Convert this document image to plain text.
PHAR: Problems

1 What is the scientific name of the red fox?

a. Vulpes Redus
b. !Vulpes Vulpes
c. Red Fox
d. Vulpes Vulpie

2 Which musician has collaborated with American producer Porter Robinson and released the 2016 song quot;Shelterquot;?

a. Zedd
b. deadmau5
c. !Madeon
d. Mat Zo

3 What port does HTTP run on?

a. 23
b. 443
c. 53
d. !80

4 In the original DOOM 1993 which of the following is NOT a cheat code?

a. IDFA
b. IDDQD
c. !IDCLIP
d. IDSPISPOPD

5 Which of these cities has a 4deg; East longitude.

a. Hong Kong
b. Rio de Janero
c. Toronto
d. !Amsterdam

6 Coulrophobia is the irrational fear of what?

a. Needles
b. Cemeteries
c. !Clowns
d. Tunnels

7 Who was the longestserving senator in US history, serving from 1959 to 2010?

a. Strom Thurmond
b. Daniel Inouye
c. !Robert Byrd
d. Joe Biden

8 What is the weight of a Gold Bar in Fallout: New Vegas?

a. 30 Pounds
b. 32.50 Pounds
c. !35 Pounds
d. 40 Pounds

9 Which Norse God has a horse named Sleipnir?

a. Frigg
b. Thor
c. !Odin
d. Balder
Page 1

════════════════════

Your answer should be a single number: the count of lines in the material above that contain "Vulpes".

**ANSWER**
3